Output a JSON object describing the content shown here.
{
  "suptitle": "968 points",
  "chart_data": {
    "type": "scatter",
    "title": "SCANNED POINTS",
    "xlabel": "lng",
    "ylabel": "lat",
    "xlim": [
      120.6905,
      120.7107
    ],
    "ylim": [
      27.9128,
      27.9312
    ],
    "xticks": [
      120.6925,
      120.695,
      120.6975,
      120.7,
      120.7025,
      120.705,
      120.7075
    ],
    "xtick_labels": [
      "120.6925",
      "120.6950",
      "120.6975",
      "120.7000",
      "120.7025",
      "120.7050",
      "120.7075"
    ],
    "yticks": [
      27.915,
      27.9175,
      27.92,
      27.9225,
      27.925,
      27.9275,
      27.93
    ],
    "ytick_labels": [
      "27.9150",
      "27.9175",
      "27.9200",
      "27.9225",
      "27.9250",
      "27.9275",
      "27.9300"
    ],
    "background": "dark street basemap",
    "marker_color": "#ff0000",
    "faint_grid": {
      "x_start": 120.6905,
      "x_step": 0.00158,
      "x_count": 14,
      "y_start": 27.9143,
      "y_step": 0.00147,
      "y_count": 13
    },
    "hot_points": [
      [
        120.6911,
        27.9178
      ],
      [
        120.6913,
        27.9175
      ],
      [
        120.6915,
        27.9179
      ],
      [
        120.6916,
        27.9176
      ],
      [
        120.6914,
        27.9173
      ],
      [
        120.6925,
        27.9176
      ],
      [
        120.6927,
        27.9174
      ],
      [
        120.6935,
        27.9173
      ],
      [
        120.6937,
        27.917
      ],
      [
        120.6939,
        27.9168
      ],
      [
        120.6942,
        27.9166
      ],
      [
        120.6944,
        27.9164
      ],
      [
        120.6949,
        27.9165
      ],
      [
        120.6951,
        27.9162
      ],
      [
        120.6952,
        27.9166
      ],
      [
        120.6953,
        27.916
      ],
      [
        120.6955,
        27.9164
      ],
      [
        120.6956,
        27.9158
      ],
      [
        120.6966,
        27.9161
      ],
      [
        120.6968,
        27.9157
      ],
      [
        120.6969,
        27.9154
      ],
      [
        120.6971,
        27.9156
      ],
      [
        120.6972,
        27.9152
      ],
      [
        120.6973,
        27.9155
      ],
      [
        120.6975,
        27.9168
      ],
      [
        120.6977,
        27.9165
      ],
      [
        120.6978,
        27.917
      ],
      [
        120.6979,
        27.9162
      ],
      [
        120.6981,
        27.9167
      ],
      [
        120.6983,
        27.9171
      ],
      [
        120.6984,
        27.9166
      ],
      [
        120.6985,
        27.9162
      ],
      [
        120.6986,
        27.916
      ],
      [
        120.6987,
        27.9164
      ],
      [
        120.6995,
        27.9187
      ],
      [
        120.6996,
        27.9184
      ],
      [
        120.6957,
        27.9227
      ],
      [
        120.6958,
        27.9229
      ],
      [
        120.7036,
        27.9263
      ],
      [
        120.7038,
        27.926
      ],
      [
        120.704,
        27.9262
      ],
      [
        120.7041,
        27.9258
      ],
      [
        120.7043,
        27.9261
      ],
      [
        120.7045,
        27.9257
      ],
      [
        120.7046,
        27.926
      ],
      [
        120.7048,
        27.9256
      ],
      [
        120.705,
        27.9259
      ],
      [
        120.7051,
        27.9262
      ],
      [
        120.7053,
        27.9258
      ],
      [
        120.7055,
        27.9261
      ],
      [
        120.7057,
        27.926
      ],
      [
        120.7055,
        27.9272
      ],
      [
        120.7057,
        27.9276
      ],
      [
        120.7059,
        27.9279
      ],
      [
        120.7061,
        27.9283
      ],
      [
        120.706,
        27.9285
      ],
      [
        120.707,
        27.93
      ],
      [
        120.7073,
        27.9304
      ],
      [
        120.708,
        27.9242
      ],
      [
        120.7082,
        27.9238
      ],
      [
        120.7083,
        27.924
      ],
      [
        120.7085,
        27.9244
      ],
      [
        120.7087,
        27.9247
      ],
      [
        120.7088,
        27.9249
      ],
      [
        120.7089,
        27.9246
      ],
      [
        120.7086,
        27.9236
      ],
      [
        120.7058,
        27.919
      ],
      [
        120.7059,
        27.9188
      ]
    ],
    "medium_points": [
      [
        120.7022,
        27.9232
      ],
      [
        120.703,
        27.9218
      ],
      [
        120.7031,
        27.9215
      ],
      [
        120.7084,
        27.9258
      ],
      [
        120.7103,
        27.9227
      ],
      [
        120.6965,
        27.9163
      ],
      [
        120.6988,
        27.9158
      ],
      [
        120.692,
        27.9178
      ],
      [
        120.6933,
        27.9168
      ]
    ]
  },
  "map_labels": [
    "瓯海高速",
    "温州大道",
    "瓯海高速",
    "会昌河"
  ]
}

-=-=-=-=-

YOUR INSTRUCTIONS -
Your task is to quote the listing above word for word.

RESULT OF THIS EXERCISE -
Output a JSON object describing the content shown here.
{
  "suptitle": "968 points",
  "chart_data": {
    "type": "scatter",
    "title": "SCANNED POINTS",
    "xlabel": "lng",
    "ylabel": "lat",
    "xlim": [
      120.6905,
      120.7107
    ],
    "ylim": [
      27.9128,
      27.9312
    ],
    "xticks": [
      120.6925,
      120.695,
      120.6975,
      120.7,
      120.7025,
      120.705,
      120.7075
    ],
    "xtick_labels": [
      "120.6925",
      "120.6950",
      "120.6975",
      "120.7000",
      "120.7025",
      "120.7050",
      "120.7075"
    ],
    "yticks": [
      27.915,
      27.9175,
      27.92,
      27.9225,
      27.925,
      27.9275,
      27.93
    ],
    "ytick_labels": [
      "27.9150",
      "27.9175",
      "27.9200",
      "27.9225",
      "27.9250",
      "27.9275",
      "27.9300"
    ],
    "background": "dark street basemap",
    "marker_color": "#ff0000",
    "faint_grid": {
      "x_start": 120.6905,
      "x_step": 0.00158,
      "x_count": 14,
      "y_start": 27.9143,
      "y_step": 0.00147,
      "y_count": 13
    },
    "hot_points": [
      [
        120.6911,
        27.9178
      ],
      [
        120.6913,
        27.9175
      ],
      [
        120.6915,
        27.9179
      ],
      [
        120.6916,
        27.9176
      ],
      [
        120.6914,
        27.9173
      ],
      [
        120.6925,
        27.9176
      ],
      [
        120.6927,
        27.9174
      ],
      [
        120.6935,
        27.9173
      ],
      [
        120.6937,
        27.917
      ],
      [
        120.6939,
        27.9168
      ],
      [
        120.6942,
        27.9166
      ],
      [
        120.6944,
        27.9164
      ],
      [
        120.6949,
        27.9165
      ],
      [
        120.6951,
        27.9162
      ],
      [
        120.6952,
        27.9166
      ],
      [
        120.6953,
        27.916
      ],
      [
        120.6955,
        27.9164
      ],
      [
        120.6956,
        27.9158
      ],
      [
        120.6966,
        27.9161
      ],
      [
        120.6968,
        27.9157
      ],
      [
        120.6969,
        27.9154
      ],
      [
        120.6971,
        27.9156
      ],
      [
        120.6972,
        27.9152
      ],
      [
        120.6973,
        27.9155
      ],
      [
        120.6975,
        27.9168
      ],
      [
        120.6977,
        27.9165
      ],
      [
        120.6978,
        27.917
      ],
      [
        120.6979,
        27.9162
      ],
      [
        120.6981,
        27.9167
      ],
      [
        120.6983,
        27.9171
      ],
      [
        120.6984,
        27.9166
      ],
      [
        120.6985,
        27.9162
      ],
      [
        120.6986,
        27.916
      ],
      [
        120.6987,
        27.9164
      ],
      [
        120.6995,
        27.9187
      ],
      [
        120.6996,
        27.9184
      ],
      [
        120.6957,
        27.9227
      ],
      [
        120.6958,
        27.9229
      ],
      [
        120.7036,
        27.9263
      ],
      [
        120.7038,
        27.926
      ],
      [
        120.704,
        27.9262
      ],
      [
        120.7041,
        27.9258
      ],
      [
        120.7043,
        27.9261
      ],
      [
        120.7045,
        27.9257
      ],
      [
        120.7046,
        27.926
      ],
      [
        120.7048,
        27.9256
      ],
      [
        120.705,
        27.9259
      ],
      [
        120.7051,
        27.9262
      ],
      [
        120.7053,
        27.9258
      ],
      [
        120.7055,
        27.9261
      ],
      [
        120.7057,
        27.926
      ],
      [
        120.7055,
        27.9272
      ],
      [
        120.7057,
        27.9276
      ],
      [
        120.7059,
        27.9279
      ],
      [
        120.7061,
        27.9283
      ],
      [
        120.706,
        27.9285
      ],
      [
        120.707,
        27.93
      ],
      [
        120.7073,
        27.9304
      ],
      [
        120.708,
        27.9242
      ],
      [
        120.7082,
        27.9238
      ],
      [
        120.7083,
        27.924
      ],
      [
        120.7085,
        27.9244
      ],
      [
        120.7087,
        27.9247
      ],
      [
        120.7088,
        27.9249
      ],
      [
        120.7089,
        27.9246
      ],
      [
        120.7086,
        27.9236
      ],
      [
        120.7058,
        27.919
      ],
      [
        120.7059,
        27.9188
      ]
    ],
    "medium_points": [
      [
        120.7022,
        27.9232
      ],
      [
        120.703,
        27.9218
      ],
      [
        120.7031,
        27.9215
      ],
      [
        120.7084,
        27.9258
      ],
      [
        120.7103,
        27.9227
      ],
      [
        120.6965,
        27.9163
      ],
      [
        120.6988,
        27.9158
      ],
      [
        120.692,
        27.9178
      ],
      [
        120.6933,
        27.9168
      ]
    ]
  },
  "map_labels": [
    "瓯海高速",
    "温州大道",
    "瓯海高速",
    "会昌河"
  ]
}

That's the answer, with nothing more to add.